### JOB
Print all of the entries exactly, minus the pictures.

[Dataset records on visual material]
|---|
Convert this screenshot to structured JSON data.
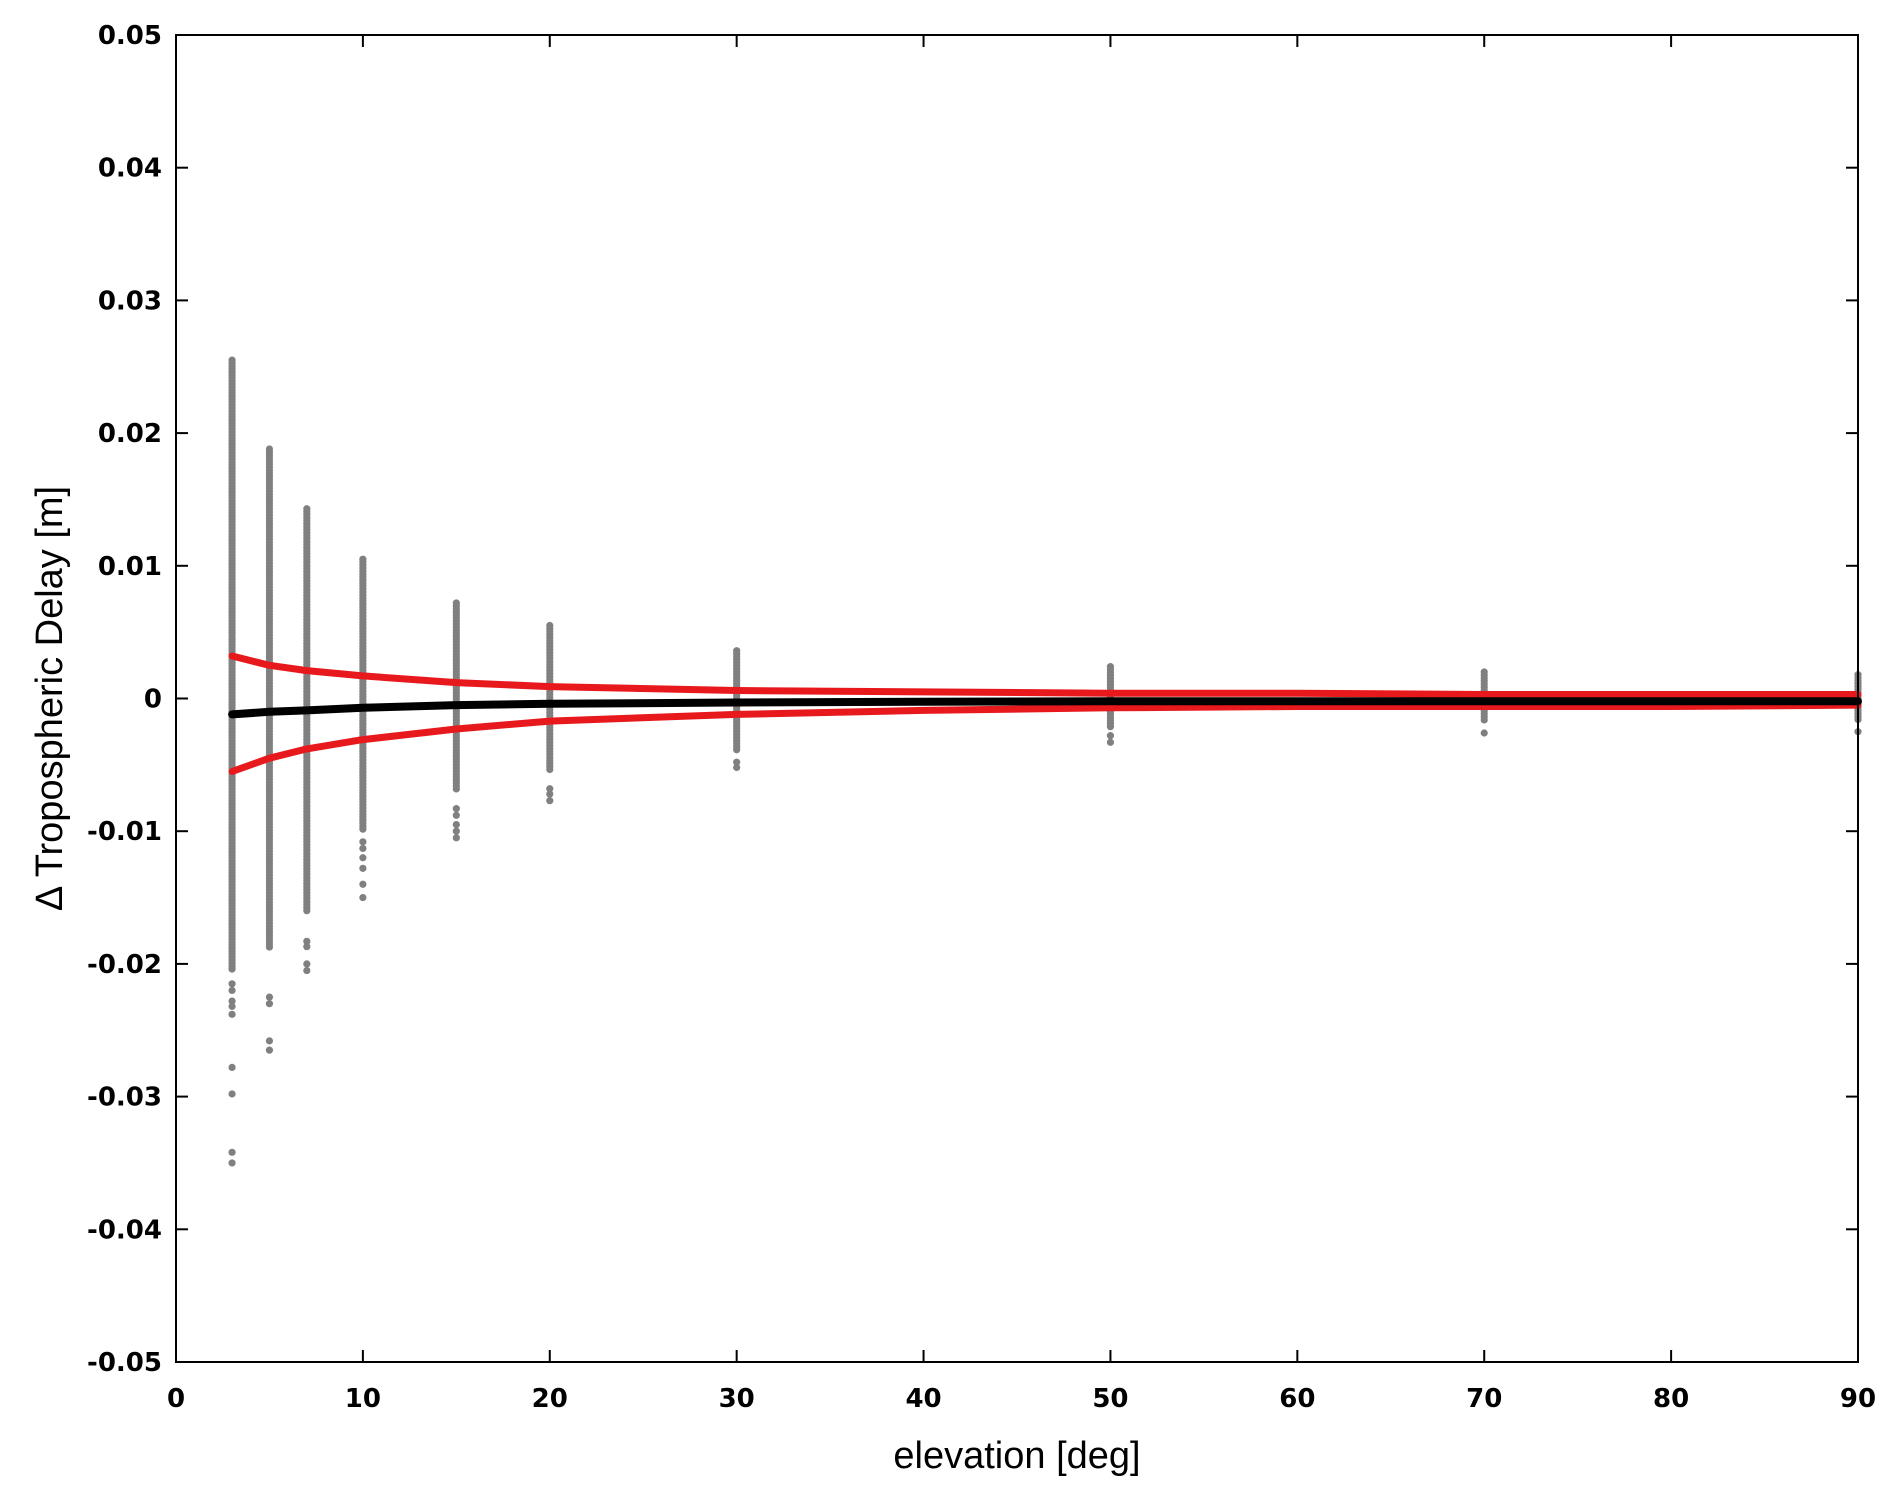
{
  "chart_data": {
    "type": "scatter",
    "xlabel": "elevation [deg]",
    "ylabel": "Δ Tropospheric Delay [m]",
    "xlim": [
      0,
      90
    ],
    "ylim": [
      -0.05,
      0.05
    ],
    "xticks": [
      0,
      10,
      20,
      30,
      40,
      50,
      60,
      70,
      80,
      90
    ],
    "yticks": [
      -0.05,
      -0.04,
      -0.03,
      -0.02,
      -0.01,
      0,
      0.01,
      0.02,
      0.03,
      0.04,
      0.05
    ],
    "xtick_labels": [
      "0",
      "10",
      "20",
      "30",
      "40",
      "50",
      "60",
      "70",
      "80",
      "90"
    ],
    "ytick_labels": [
      "-0.05",
      "-0.04",
      "-0.03",
      "-0.02",
      "-0.01",
      "0",
      "0.01",
      "0.02",
      "0.03",
      "0.04",
      "0.05"
    ],
    "grid": false,
    "colors": {
      "scatter": "#808080",
      "mean": "#000000",
      "bounds": "#e8191c"
    },
    "scatter_columns": [
      {
        "x": 3,
        "dense_min": -0.0205,
        "dense_max": 0.0255,
        "outliers": [
          -0.0215,
          -0.022,
          -0.0228,
          -0.0232,
          -0.0238,
          -0.0278,
          -0.0298,
          -0.0342,
          -0.035
        ]
      },
      {
        "x": 5,
        "dense_min": -0.0188,
        "dense_max": 0.0188,
        "outliers": [
          -0.0225,
          -0.023,
          -0.0258,
          -0.0265
        ]
      },
      {
        "x": 7,
        "dense_min": -0.016,
        "dense_max": 0.0143,
        "outliers": [
          -0.0183,
          -0.0187,
          -0.02,
          -0.0205
        ]
      },
      {
        "x": 10,
        "dense_min": -0.01,
        "dense_max": 0.0105,
        "outliers": [
          -0.0108,
          -0.0113,
          -0.012,
          -0.0128,
          -0.014,
          -0.015
        ]
      },
      {
        "x": 15,
        "dense_min": -0.007,
        "dense_max": 0.0072,
        "outliers": [
          -0.0083,
          -0.0088,
          -0.0095,
          -0.01,
          -0.0105
        ]
      },
      {
        "x": 20,
        "dense_min": -0.0055,
        "dense_max": 0.0055,
        "outliers": [
          -0.0068,
          -0.0072,
          -0.0077
        ]
      },
      {
        "x": 30,
        "dense_min": -0.004,
        "dense_max": 0.0036,
        "outliers": [
          -0.0048,
          -0.0052
        ]
      },
      {
        "x": 50,
        "dense_min": -0.0022,
        "dense_max": 0.0024,
        "outliers": [
          -0.0028,
          -0.0033
        ]
      },
      {
        "x": 70,
        "dense_min": -0.0018,
        "dense_max": 0.002,
        "outliers": [
          -0.0026
        ]
      },
      {
        "x": 90,
        "dense_min": -0.0018,
        "dense_max": 0.0018,
        "outliers": [
          -0.0025
        ]
      }
    ],
    "series": [
      {
        "role": "mean",
        "x": [
          3,
          5,
          7,
          10,
          15,
          20,
          30,
          40,
          50,
          60,
          70,
          80,
          90
        ],
        "y": [
          -0.0012,
          -0.001,
          -0.0009,
          -0.0007,
          -0.0005,
          -0.0004,
          -0.0003,
          -0.00025,
          -0.0002,
          -0.0002,
          -0.0002,
          -0.0002,
          -0.0002
        ]
      },
      {
        "role": "upper",
        "x": [
          3,
          5,
          7,
          10,
          15,
          20,
          30,
          40,
          50,
          60,
          70,
          80,
          90
        ],
        "y": [
          0.0032,
          0.0025,
          0.0021,
          0.0017,
          0.0012,
          0.0009,
          0.0006,
          0.0005,
          0.0004,
          0.0004,
          0.0003,
          0.0003,
          0.0003
        ]
      },
      {
        "role": "lower",
        "x": [
          3,
          5,
          7,
          10,
          15,
          20,
          30,
          40,
          50,
          60,
          70,
          80,
          90
        ],
        "y": [
          -0.0055,
          -0.0045,
          -0.0038,
          -0.0031,
          -0.0023,
          -0.0017,
          -0.0012,
          -0.0009,
          -0.0007,
          -0.0006,
          -0.0006,
          -0.0006,
          -0.0005
        ]
      }
    ]
  }
}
|---|
### EXERCISE RESPONSE
Convert this screenshot to structured JSON data.
{
  "chart_data": {
    "type": "scatter",
    "xlabel": "elevation [deg]",
    "ylabel": "Δ Tropospheric Delay [m]",
    "xlim": [
      0,
      90
    ],
    "ylim": [
      -0.05,
      0.05
    ],
    "xticks": [
      0,
      10,
      20,
      30,
      40,
      50,
      60,
      70,
      80,
      90
    ],
    "yticks": [
      -0.05,
      -0.04,
      -0.03,
      -0.02,
      -0.01,
      0,
      0.01,
      0.02,
      0.03,
      0.04,
      0.05
    ],
    "xtick_labels": [
      "0",
      "10",
      "20",
      "30",
      "40",
      "50",
      "60",
      "70",
      "80",
      "90"
    ],
    "ytick_labels": [
      "-0.05",
      "-0.04",
      "-0.03",
      "-0.02",
      "-0.01",
      "0",
      "0.01",
      "0.02",
      "0.03",
      "0.04",
      "0.05"
    ],
    "grid": false,
    "colors": {
      "scatter": "#808080",
      "mean": "#000000",
      "bounds": "#e8191c"
    },
    "scatter_columns": [
      {
        "x": 3,
        "dense_min": -0.0205,
        "dense_max": 0.0255,
        "outliers": [
          -0.0215,
          -0.022,
          -0.0228,
          -0.0232,
          -0.0238,
          -0.0278,
          -0.0298,
          -0.0342,
          -0.035
        ]
      },
      {
        "x": 5,
        "dense_min": -0.0188,
        "dense_max": 0.0188,
        "outliers": [
          -0.0225,
          -0.023,
          -0.0258,
          -0.0265
        ]
      },
      {
        "x": 7,
        "dense_min": -0.016,
        "dense_max": 0.0143,
        "outliers": [
          -0.0183,
          -0.0187,
          -0.02,
          -0.0205
        ]
      },
      {
        "x": 10,
        "dense_min": -0.01,
        "dense_max": 0.0105,
        "outliers": [
          -0.0108,
          -0.0113,
          -0.012,
          -0.0128,
          -0.014,
          -0.015
        ]
      },
      {
        "x": 15,
        "dense_min": -0.007,
        "dense_max": 0.0072,
        "outliers": [
          -0.0083,
          -0.0088,
          -0.0095,
          -0.01,
          -0.0105
        ]
      },
      {
        "x": 20,
        "dense_min": -0.0055,
        "dense_max": 0.0055,
        "outliers": [
          -0.0068,
          -0.0072,
          -0.0077
        ]
      },
      {
        "x": 30,
        "dense_min": -0.004,
        "dense_max": 0.0036,
        "outliers": [
          -0.0048,
          -0.0052
        ]
      },
      {
        "x": 50,
        "dense_min": -0.0022,
        "dense_max": 0.0024,
        "outliers": [
          -0.0028,
          -0.0033
        ]
      },
      {
        "x": 70,
        "dense_min": -0.0018,
        "dense_max": 0.002,
        "outliers": [
          -0.0026
        ]
      },
      {
        "x": 90,
        "dense_min": -0.0018,
        "dense_max": 0.0018,
        "outliers": [
          -0.0025
        ]
      }
    ],
    "series": [
      {
        "role": "mean",
        "x": [
          3,
          5,
          7,
          10,
          15,
          20,
          30,
          40,
          50,
          60,
          70,
          80,
          90
        ],
        "y": [
          -0.0012,
          -0.001,
          -0.0009,
          -0.0007,
          -0.0005,
          -0.0004,
          -0.0003,
          -0.00025,
          -0.0002,
          -0.0002,
          -0.0002,
          -0.0002,
          -0.0002
        ]
      },
      {
        "role": "upper",
        "x": [
          3,
          5,
          7,
          10,
          15,
          20,
          30,
          40,
          50,
          60,
          70,
          80,
          90
        ],
        "y": [
          0.0032,
          0.0025,
          0.0021,
          0.0017,
          0.0012,
          0.0009,
          0.0006,
          0.0005,
          0.0004,
          0.0004,
          0.0003,
          0.0003,
          0.0003
        ]
      },
      {
        "role": "lower",
        "x": [
          3,
          5,
          7,
          10,
          15,
          20,
          30,
          40,
          50,
          60,
          70,
          80,
          90
        ],
        "y": [
          -0.0055,
          -0.0045,
          -0.0038,
          -0.0031,
          -0.0023,
          -0.0017,
          -0.0012,
          -0.0009,
          -0.0007,
          -0.0006,
          -0.0006,
          -0.0006,
          -0.0005
        ]
      }
    ]
  }
}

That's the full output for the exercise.